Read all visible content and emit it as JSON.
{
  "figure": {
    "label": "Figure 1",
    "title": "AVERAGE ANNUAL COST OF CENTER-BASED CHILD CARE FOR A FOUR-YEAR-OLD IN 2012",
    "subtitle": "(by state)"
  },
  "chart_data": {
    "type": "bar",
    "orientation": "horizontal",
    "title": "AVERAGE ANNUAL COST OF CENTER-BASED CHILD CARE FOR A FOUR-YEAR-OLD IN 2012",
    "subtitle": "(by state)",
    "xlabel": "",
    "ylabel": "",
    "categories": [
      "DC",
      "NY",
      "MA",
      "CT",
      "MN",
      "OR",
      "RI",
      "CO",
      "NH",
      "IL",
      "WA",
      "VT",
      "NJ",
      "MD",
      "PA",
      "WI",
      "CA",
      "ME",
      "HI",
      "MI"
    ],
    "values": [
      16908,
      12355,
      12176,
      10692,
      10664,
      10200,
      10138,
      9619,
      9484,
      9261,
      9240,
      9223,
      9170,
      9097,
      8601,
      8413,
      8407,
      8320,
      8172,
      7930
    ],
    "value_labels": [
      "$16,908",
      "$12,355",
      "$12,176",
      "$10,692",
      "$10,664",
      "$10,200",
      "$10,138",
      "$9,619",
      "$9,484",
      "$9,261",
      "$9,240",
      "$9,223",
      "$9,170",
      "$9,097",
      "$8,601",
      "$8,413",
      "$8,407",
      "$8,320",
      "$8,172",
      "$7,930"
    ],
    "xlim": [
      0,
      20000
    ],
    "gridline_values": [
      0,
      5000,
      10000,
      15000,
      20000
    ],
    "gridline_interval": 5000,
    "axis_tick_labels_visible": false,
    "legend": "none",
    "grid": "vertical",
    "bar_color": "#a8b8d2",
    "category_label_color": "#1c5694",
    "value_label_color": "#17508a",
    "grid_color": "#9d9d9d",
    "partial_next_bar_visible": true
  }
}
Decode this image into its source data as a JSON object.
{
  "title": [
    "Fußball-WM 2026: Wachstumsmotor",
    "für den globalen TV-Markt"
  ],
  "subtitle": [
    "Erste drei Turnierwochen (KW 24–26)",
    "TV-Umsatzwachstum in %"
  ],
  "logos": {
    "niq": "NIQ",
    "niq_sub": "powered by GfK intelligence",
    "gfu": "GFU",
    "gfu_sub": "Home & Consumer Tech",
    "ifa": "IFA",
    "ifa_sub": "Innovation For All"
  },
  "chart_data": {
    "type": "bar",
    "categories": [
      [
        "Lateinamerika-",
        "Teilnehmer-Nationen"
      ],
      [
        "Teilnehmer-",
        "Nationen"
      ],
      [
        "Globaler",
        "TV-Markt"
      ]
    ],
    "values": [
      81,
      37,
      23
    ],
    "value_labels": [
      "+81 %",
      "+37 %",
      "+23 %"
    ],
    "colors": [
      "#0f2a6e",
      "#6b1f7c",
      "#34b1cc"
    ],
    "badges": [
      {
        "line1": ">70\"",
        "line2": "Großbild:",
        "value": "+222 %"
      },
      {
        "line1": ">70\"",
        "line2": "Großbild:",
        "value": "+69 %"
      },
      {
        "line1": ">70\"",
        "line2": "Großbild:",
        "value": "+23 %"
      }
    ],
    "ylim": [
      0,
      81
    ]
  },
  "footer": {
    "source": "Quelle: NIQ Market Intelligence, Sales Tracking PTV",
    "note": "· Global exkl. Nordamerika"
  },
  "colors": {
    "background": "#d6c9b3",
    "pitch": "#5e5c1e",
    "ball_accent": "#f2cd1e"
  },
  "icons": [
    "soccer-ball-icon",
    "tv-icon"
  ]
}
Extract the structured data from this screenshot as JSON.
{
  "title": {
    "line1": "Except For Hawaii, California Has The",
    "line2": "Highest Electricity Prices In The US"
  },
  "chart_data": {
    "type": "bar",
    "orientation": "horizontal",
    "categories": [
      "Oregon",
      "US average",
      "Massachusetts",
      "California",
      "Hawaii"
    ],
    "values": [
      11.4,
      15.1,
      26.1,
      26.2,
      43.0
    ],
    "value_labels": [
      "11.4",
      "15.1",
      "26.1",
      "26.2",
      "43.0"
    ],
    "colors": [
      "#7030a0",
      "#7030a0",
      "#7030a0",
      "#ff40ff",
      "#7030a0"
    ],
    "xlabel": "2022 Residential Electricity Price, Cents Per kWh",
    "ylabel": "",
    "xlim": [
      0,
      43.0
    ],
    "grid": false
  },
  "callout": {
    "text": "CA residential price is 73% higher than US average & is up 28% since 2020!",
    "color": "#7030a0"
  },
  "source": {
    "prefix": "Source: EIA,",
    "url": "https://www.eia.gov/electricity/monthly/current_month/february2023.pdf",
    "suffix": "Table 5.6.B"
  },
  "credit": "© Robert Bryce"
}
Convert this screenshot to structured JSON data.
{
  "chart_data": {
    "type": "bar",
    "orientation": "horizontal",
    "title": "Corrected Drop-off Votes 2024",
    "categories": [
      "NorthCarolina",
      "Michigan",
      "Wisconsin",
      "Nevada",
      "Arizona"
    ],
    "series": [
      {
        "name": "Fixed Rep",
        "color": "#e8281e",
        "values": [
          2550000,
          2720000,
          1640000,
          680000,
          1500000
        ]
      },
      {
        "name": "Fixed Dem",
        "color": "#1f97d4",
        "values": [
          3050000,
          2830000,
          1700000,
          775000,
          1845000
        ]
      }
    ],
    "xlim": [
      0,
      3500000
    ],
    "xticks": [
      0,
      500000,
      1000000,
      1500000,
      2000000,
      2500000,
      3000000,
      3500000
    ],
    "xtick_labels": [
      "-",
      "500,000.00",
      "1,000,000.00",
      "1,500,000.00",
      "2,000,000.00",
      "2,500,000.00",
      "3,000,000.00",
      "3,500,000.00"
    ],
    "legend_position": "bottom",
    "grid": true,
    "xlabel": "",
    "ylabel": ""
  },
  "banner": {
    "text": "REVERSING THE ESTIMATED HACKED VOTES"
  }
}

---

Problem to solve: Retype each record exactly, leaving nothing out.

Result:
Read all visible content and emit it as JSON.
{
  "figure": {
    "label": "Figure 1",
    "title": "AVERAGE ANNUAL COST OF CENTER-BASED CHILD CARE FOR A FOUR-YEAR-OLD IN 2012",
    "subtitle": "(by state)"
  },
  "chart_data": {
    "type": "bar",
    "orientation": "horizontal",
    "title": "AVERAGE ANNUAL COST OF CENTER-BASED CHILD CARE FOR A FOUR-YEAR-OLD IN 2012",
    "subtitle": "(by state)",
    "xlabel": "",
    "ylabel": "",
    "categories": [
      "DC",
      "NY",
      "MA",
      "CT",
      "MN",
      "OR",
      "RI",
      "CO",
      "NH",
      "IL",
      "WA",
      "VT",
      "NJ",
      "MD",
      "PA",
      "WI",
      "CA",
      "ME",
      "HI",
      "MI"
    ],
    "values": [
      16908,
      12355,
      12176,
      10692,
      10664,
      10200,
      10138,
      9619,
      9484,
      9261,
      9240,
      9223,
      9170,
      9097,
      8601,
      8413,
      8407,
      8320,
      8172,
      7930
    ],
    "value_labels": [
      "$16,908",
      "$12,355",
      "$12,176",
      "$10,692",
      "$10,664",
      "$10,200",
      "$10,138",
      "$9,619",
      "$9,484",
      "$9,261",
      "$9,240",
      "$9,223",
      "$9,170",
      "$9,097",
      "$8,601",
      "$8,413",
      "$8,407",
      "$8,320",
      "$8,172",
      "$7,930"
    ],
    "xlim": [
      0,
      20000
    ],
    "gridline_values": [
      0,
      5000,
      10000,
      15000,
      20000
    ],
    "gridline_interval": 5000,
    "axis_tick_labels_visible": false,
    "legend": "none",
    "grid": "vertical",
    "bar_color": "#a8b8d2",
    "category_label_color": "#1c5694",
    "value_label_color": "#17508a",
    "grid_color": "#9d9d9d",
    "partial_next_bar_visible": true
  }
}
Decode this image into its source data as a JSON object.
{
  "title": [
    "Fußball-WM 2026: Wachstumsmotor",
    "für den globalen TV-Markt"
  ],
  "subtitle": [
    "Erste drei Turnierwochen (KW 24–26)",
    "TV-Umsatzwachstum in %"
  ],
  "logos": {
    "niq": "NIQ",
    "niq_sub": "powered by GfK intelligence",
    "gfu": "GFU",
    "gfu_sub": "Home & Consumer Tech",
    "ifa": "IFA",
    "ifa_sub": "Innovation For All"
  },
  "chart_data": {
    "type": "bar",
    "categories": [
      [
        "Lateinamerika-",
        "Teilnehmer-Nationen"
      ],
      [
        "Teilnehmer-",
        "Nationen"
      ],
      [
        "Globaler",
        "TV-Markt"
      ]
    ],
    "values": [
      81,
      37,
      23
    ],
    "value_labels": [
      "+81 %",
      "+37 %",
      "+23 %"
    ],
    "colors": [
      "#0f2a6e",
      "#6b1f7c",
      "#34b1cc"
    ],
    "badges": [
      {
        "line1": ">70\"",
        "line2": "Großbild:",
        "value": "+222 %"
      },
      {
        "line1": ">70\"",
        "line2": "Großbild:",
        "value": "+69 %"
      },
      {
        "line1": ">70\"",
        "line2": "Großbild:",
        "value": "+23 %"
      }
    ],
    "ylim": [
      0,
      81
    ]
  },
  "footer": {
    "source": "Quelle: NIQ Market Intelligence, Sales Tracking PTV",
    "note": "· Global exkl. Nordamerika"
  },
  "colors": {
    "background": "#d6c9b3",
    "pitch": "#5e5c1e",
    "ball_accent": "#f2cd1e"
  },
  "icons": [
    "soccer-ball-icon",
    "tv-icon"
  ]
}
Extract the structured data from this screenshot as JSON.
{
  "title": {
    "line1": "Except For Hawaii, California Has The",
    "line2": "Highest Electricity Prices In The US"
  },
  "chart_data": {
    "type": "bar",
    "orientation": "horizontal",
    "categories": [
      "Oregon",
      "US average",
      "Massachusetts",
      "California",
      "Hawaii"
    ],
    "values": [
      11.4,
      15.1,
      26.1,
      26.2,
      43.0
    ],
    "value_labels": [
      "11.4",
      "15.1",
      "26.1",
      "26.2",
      "43.0"
    ],
    "colors": [
      "#7030a0",
      "#7030a0",
      "#7030a0",
      "#ff40ff",
      "#7030a0"
    ],
    "xlabel": "2022 Residential Electricity Price, Cents Per kWh",
    "ylabel": "",
    "xlim": [
      0,
      43.0
    ],
    "grid": false
  },
  "callout": {
    "text": "CA residential price is 73% higher than US average & is up 28% since 2020!",
    "color": "#7030a0"
  },
  "source": {
    "prefix": "Source: EIA,",
    "url": "https://www.eia.gov/electricity/monthly/current_month/february2023.pdf",
    "suffix": "Table 5.6.B"
  },
  "credit": "© Robert Bryce"
}
Convert this screenshot to structured JSON data.
{
  "chart_data": {
    "type": "bar",
    "orientation": "horizontal",
    "title": "Corrected Drop-off Votes 2024",
    "categories": [
      "NorthCarolina",
      "Michigan",
      "Wisconsin",
      "Nevada",
      "Arizona"
    ],
    "series": [
      {
        "name": "Fixed Rep",
        "color": "#e8281e",
        "values": [
          2550000,
          2720000,
          1640000,
          680000,
          1500000
        ]
      },
      {
        "name": "Fixed Dem",
        "color": "#1f97d4",
        "values": [
          3050000,
          2830000,
          1700000,
          775000,
          1845000
        ]
      }
    ],
    "xlim": [
      0,
      3500000
    ],
    "xticks": [
      0,
      500000,
      1000000,
      1500000,
      2000000,
      2500000,
      3000000,
      3500000
    ],
    "xtick_labels": [
      "-",
      "500,000.00",
      "1,000,000.00",
      "1,500,000.00",
      "2,000,000.00",
      "2,500,000.00",
      "3,000,000.00",
      "3,500,000.00"
    ],
    "legend_position": "bottom",
    "grid": true,
    "xlabel": "",
    "ylabel": ""
  },
  "banner": {
    "text": "REVERSING THE ESTIMATED HACKED VOTES"
  }
}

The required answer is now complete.